PROBLEM TO SOLVE: Verbatim output of all the material below is required.

[Data items]

——————

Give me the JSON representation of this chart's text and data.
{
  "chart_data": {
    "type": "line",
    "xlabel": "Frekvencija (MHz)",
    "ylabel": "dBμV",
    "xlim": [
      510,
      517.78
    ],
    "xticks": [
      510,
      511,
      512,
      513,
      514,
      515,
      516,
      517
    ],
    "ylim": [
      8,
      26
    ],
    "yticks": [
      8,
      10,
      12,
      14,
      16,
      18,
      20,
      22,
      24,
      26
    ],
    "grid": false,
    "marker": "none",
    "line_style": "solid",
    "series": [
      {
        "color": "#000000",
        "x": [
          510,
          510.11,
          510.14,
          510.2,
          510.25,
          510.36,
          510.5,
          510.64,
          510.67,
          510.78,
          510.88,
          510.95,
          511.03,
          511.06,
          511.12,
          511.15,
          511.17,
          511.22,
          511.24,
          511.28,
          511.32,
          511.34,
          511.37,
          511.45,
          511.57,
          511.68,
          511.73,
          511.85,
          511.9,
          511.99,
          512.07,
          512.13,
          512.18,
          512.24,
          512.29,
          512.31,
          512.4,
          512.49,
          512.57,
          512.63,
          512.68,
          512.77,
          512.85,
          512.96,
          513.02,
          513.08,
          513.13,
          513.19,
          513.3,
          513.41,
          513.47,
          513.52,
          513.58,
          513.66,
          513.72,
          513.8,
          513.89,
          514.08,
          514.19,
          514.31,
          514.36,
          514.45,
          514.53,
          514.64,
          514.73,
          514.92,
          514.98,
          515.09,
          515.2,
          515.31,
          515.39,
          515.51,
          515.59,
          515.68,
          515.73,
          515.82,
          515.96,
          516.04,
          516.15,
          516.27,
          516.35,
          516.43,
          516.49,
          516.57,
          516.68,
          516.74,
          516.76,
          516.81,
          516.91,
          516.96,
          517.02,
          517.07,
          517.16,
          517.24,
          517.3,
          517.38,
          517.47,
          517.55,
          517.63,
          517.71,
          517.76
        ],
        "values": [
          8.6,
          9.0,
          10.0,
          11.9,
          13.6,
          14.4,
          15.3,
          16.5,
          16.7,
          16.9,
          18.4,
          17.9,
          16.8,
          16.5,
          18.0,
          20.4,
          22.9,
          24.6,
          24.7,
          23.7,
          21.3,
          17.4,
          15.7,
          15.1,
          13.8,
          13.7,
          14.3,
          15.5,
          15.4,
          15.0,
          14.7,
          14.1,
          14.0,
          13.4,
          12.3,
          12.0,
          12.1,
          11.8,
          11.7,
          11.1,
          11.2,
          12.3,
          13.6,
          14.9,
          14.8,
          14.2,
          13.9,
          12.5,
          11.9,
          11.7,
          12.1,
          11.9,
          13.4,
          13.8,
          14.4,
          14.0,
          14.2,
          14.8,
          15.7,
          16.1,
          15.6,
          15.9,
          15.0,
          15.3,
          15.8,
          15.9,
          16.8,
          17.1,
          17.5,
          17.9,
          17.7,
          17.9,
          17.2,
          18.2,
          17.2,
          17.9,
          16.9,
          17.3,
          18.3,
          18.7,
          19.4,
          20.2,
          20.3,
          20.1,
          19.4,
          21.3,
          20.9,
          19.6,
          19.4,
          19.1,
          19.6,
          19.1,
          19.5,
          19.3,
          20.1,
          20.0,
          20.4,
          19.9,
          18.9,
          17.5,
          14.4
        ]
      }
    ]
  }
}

——————

THE ANSWER:
Give me the JSON representation of this chart's text and data.
{
  "chart_data": {
    "type": "line",
    "xlabel": "Frekvencija (MHz)",
    "ylabel": "dBμV",
    "xlim": [
      510,
      517.78
    ],
    "xticks": [
      510,
      511,
      512,
      513,
      514,
      515,
      516,
      517
    ],
    "ylim": [
      8,
      26
    ],
    "yticks": [
      8,
      10,
      12,
      14,
      16,
      18,
      20,
      22,
      24,
      26
    ],
    "grid": false,
    "marker": "none",
    "line_style": "solid",
    "series": [
      {
        "color": "#000000",
        "x": [
          510,
          510.11,
          510.14,
          510.2,
          510.25,
          510.36,
          510.5,
          510.64,
          510.67,
          510.78,
          510.88,
          510.95,
          511.03,
          511.06,
          511.12,
          511.15,
          511.17,
          511.22,
          511.24,
          511.28,
          511.32,
          511.34,
          511.37,
          511.45,
          511.57,
          511.68,
          511.73,
          511.85,
          511.9,
          511.99,
          512.07,
          512.13,
          512.18,
          512.24,
          512.29,
          512.31,
          512.4,
          512.49,
          512.57,
          512.63,
          512.68,
          512.77,
          512.85,
          512.96,
          513.02,
          513.08,
          513.13,
          513.19,
          513.3,
          513.41,
          513.47,
          513.52,
          513.58,
          513.66,
          513.72,
          513.8,
          513.89,
          514.08,
          514.19,
          514.31,
          514.36,
          514.45,
          514.53,
          514.64,
          514.73,
          514.92,
          514.98,
          515.09,
          515.2,
          515.31,
          515.39,
          515.51,
          515.59,
          515.68,
          515.73,
          515.82,
          515.96,
          516.04,
          516.15,
          516.27,
          516.35,
          516.43,
          516.49,
          516.57,
          516.68,
          516.74,
          516.76,
          516.81,
          516.91,
          516.96,
          517.02,
          517.07,
          517.16,
          517.24,
          517.3,
          517.38,
          517.47,
          517.55,
          517.63,
          517.71,
          517.76
        ],
        "values": [
          8.6,
          9.0,
          10.0,
          11.9,
          13.6,
          14.4,
          15.3,
          16.5,
          16.7,
          16.9,
          18.4,
          17.9,
          16.8,
          16.5,
          18.0,
          20.4,
          22.9,
          24.6,
          24.7,
          23.7,
          21.3,
          17.4,
          15.7,
          15.1,
          13.8,
          13.7,
          14.3,
          15.5,
          15.4,
          15.0,
          14.7,
          14.1,
          14.0,
          13.4,
          12.3,
          12.0,
          12.1,
          11.8,
          11.7,
          11.1,
          11.2,
          12.3,
          13.6,
          14.9,
          14.8,
          14.2,
          13.9,
          12.5,
          11.9,
          11.7,
          12.1,
          11.9,
          13.4,
          13.8,
          14.4,
          14.0,
          14.2,
          14.8,
          15.7,
          16.1,
          15.6,
          15.9,
          15.0,
          15.3,
          15.8,
          15.9,
          16.8,
          17.1,
          17.5,
          17.9,
          17.7,
          17.9,
          17.2,
          18.2,
          17.2,
          17.9,
          16.9,
          17.3,
          18.3,
          18.7,
          19.4,
          20.2,
          20.3,
          20.1,
          19.4,
          21.3,
          20.9,
          19.6,
          19.4,
          19.1,
          19.6,
          19.1,
          19.5,
          19.3,
          20.1,
          20.0,
          20.4,
          19.9,
          18.9,
          17.5,
          14.4
        ]
      }
    ]
  }
}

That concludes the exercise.